> _Exercise goal_
For every line in the records that has the word "lado", make a copy.

##### Data #####

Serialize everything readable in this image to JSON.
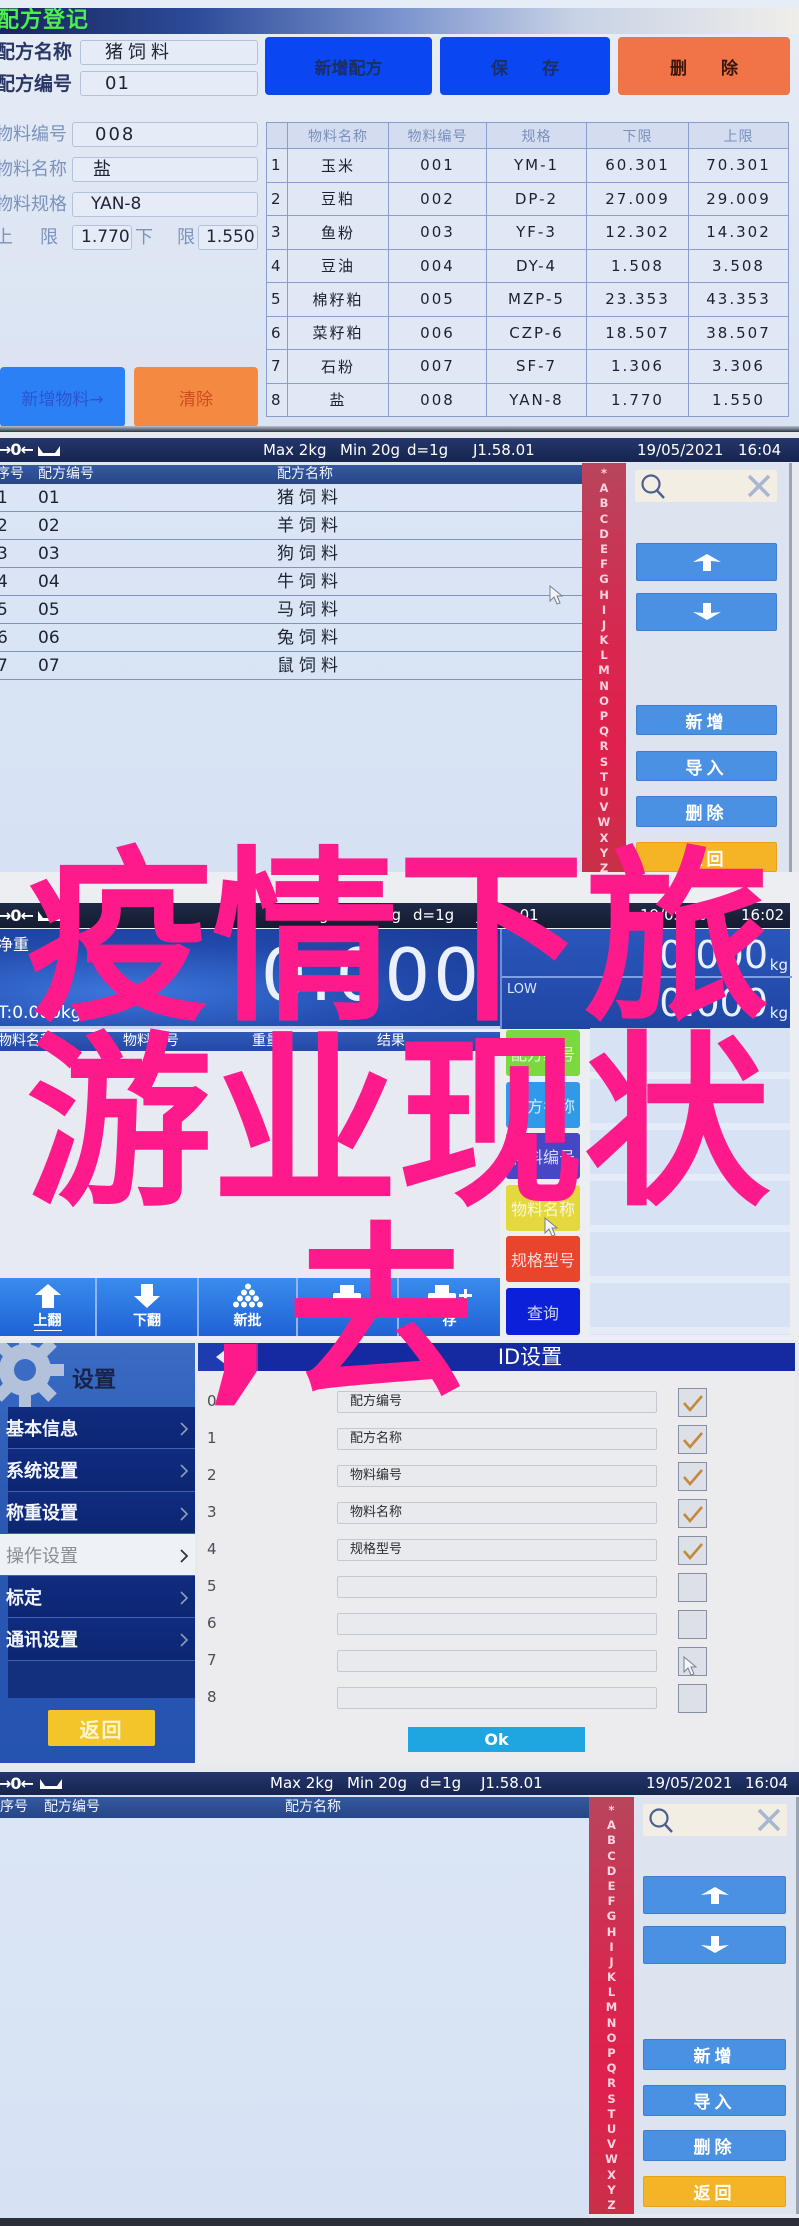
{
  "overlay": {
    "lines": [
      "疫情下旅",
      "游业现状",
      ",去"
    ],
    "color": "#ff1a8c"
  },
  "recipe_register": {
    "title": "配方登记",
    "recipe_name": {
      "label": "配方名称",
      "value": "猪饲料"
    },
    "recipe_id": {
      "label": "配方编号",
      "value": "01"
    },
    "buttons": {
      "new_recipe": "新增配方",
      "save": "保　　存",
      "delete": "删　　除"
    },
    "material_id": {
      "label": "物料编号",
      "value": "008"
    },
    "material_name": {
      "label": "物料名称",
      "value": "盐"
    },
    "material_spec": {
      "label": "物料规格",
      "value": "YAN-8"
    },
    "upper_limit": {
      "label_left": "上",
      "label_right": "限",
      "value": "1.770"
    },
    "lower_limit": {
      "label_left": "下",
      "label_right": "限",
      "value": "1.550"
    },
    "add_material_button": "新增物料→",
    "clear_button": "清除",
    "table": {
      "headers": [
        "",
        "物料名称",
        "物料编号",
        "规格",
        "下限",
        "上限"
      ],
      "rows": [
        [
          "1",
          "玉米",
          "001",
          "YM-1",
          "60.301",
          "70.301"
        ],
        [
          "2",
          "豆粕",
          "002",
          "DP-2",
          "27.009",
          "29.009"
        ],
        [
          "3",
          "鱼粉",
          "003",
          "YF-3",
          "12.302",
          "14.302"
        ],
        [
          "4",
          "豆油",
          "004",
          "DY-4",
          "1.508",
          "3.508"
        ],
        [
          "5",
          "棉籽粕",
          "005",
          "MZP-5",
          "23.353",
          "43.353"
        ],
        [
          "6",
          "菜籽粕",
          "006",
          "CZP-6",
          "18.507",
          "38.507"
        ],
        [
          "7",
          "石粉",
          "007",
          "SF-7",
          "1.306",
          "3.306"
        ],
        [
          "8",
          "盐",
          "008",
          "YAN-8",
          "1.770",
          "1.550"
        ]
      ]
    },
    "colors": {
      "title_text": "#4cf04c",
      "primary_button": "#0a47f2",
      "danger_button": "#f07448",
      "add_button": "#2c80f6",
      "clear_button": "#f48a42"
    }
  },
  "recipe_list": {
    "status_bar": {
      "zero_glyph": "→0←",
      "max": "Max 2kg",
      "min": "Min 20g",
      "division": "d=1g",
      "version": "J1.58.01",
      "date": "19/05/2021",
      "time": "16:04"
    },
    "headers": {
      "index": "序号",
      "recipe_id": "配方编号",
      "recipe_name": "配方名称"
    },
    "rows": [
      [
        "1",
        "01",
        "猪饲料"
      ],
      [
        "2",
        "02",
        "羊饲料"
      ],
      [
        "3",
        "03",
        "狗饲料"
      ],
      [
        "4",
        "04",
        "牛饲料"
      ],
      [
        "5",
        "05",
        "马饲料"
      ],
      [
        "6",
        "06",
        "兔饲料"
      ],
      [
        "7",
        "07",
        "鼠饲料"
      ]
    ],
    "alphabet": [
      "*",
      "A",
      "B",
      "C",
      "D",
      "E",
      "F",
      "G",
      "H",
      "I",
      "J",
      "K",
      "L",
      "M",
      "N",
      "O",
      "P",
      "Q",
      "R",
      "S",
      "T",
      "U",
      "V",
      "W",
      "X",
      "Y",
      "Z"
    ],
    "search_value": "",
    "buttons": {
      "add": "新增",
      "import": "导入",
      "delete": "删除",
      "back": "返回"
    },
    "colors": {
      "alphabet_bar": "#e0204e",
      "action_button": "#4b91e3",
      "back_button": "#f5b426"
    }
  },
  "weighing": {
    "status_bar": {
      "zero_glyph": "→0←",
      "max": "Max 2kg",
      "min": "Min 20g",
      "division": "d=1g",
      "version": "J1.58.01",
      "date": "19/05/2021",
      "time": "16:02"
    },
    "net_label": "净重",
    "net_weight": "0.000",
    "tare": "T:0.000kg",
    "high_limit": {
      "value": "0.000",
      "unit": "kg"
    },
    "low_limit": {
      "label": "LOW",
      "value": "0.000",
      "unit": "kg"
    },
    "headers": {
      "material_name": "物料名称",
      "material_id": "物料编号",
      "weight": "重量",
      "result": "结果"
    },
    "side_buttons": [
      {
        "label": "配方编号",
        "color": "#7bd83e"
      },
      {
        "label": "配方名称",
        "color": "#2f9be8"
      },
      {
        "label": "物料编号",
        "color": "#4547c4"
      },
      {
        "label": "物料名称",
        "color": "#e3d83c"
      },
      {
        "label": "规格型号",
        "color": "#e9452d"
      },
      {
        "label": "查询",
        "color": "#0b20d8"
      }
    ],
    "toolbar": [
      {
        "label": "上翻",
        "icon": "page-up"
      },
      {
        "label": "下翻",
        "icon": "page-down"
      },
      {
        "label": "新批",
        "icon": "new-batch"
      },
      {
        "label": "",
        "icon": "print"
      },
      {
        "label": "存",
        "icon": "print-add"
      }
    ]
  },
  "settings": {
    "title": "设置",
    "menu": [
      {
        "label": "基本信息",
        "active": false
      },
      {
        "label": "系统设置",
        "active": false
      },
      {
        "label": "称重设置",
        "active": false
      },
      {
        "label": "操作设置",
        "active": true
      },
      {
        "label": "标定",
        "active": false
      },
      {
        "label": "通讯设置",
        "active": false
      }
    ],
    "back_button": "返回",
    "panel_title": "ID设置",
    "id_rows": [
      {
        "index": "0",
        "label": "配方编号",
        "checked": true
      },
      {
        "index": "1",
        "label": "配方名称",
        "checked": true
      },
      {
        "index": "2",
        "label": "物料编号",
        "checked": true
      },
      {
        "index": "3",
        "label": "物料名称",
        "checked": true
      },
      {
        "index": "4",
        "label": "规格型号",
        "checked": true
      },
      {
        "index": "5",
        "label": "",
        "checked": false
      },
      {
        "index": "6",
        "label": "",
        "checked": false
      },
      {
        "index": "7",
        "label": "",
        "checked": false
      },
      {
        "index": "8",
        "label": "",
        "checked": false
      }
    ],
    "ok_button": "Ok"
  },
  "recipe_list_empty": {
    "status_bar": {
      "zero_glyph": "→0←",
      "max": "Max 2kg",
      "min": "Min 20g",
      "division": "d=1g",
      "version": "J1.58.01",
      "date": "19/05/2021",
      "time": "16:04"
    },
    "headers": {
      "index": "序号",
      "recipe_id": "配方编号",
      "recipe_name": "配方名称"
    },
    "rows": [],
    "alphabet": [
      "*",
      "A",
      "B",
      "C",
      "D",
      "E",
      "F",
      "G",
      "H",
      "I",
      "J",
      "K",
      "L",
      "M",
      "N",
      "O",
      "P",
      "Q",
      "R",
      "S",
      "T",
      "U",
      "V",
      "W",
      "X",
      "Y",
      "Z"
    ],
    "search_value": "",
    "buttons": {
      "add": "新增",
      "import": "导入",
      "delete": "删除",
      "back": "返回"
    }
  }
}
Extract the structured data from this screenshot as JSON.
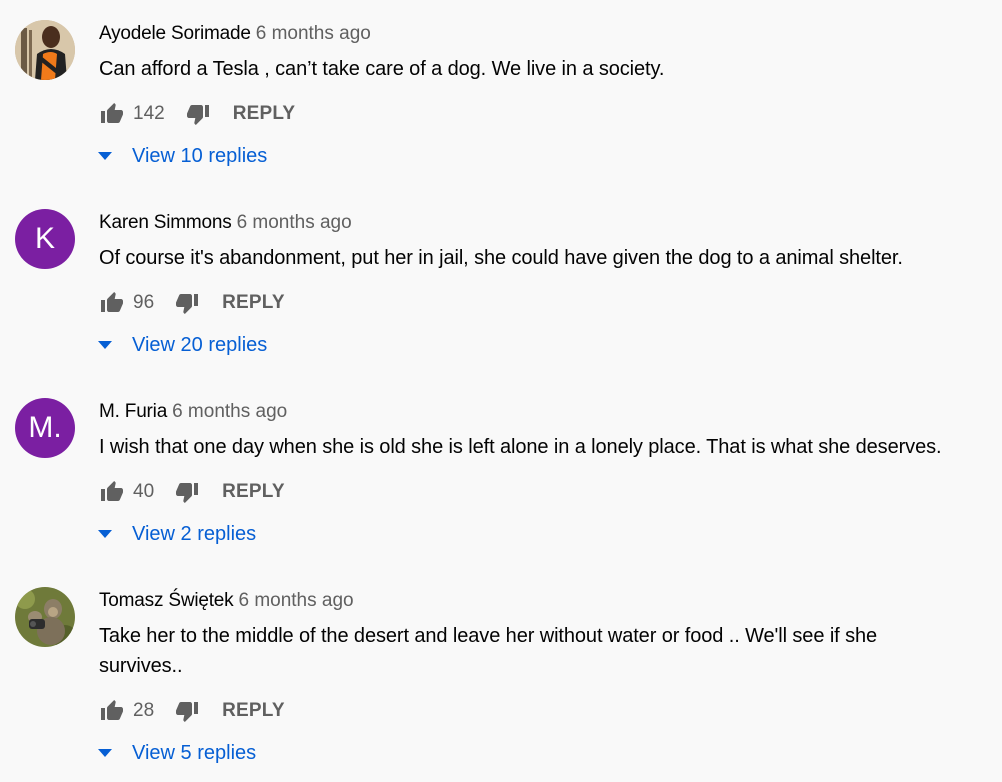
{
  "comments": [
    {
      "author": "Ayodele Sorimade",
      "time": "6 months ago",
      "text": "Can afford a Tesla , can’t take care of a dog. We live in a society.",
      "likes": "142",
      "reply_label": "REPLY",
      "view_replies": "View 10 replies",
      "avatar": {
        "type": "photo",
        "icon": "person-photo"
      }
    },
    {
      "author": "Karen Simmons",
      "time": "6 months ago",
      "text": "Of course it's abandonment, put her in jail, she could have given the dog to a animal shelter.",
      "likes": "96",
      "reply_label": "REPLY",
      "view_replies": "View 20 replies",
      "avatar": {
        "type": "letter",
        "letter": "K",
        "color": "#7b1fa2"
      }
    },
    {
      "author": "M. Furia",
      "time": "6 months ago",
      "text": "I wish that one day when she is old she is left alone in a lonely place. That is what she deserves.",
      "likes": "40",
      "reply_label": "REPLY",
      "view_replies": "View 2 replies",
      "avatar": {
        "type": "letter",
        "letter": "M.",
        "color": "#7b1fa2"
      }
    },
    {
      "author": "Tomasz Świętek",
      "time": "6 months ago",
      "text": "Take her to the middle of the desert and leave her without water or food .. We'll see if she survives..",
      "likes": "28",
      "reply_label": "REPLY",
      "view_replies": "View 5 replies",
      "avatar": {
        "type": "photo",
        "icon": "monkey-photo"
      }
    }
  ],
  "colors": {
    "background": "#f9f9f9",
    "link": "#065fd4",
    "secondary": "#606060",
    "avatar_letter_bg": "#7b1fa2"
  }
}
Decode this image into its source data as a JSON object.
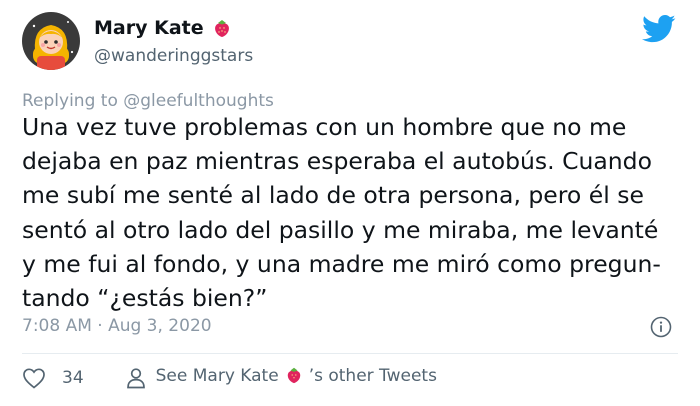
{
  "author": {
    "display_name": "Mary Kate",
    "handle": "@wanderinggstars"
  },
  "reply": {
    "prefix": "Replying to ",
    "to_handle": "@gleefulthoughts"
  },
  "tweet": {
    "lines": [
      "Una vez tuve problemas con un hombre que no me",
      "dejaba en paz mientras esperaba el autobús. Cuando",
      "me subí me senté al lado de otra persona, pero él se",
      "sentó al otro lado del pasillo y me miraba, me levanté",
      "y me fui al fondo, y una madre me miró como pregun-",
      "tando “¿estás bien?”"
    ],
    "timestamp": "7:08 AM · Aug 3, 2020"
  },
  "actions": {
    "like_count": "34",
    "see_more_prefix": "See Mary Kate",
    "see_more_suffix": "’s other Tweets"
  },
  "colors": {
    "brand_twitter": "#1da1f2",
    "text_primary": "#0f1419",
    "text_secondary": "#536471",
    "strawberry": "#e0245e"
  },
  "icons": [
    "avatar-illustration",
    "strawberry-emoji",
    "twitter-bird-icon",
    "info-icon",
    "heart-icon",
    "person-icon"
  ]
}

#####

> _Written answer_
      "me subí me senté al lado de otra persona, pero él se",
      "sentó al otro lado del pasillo y me miraba, me levanté",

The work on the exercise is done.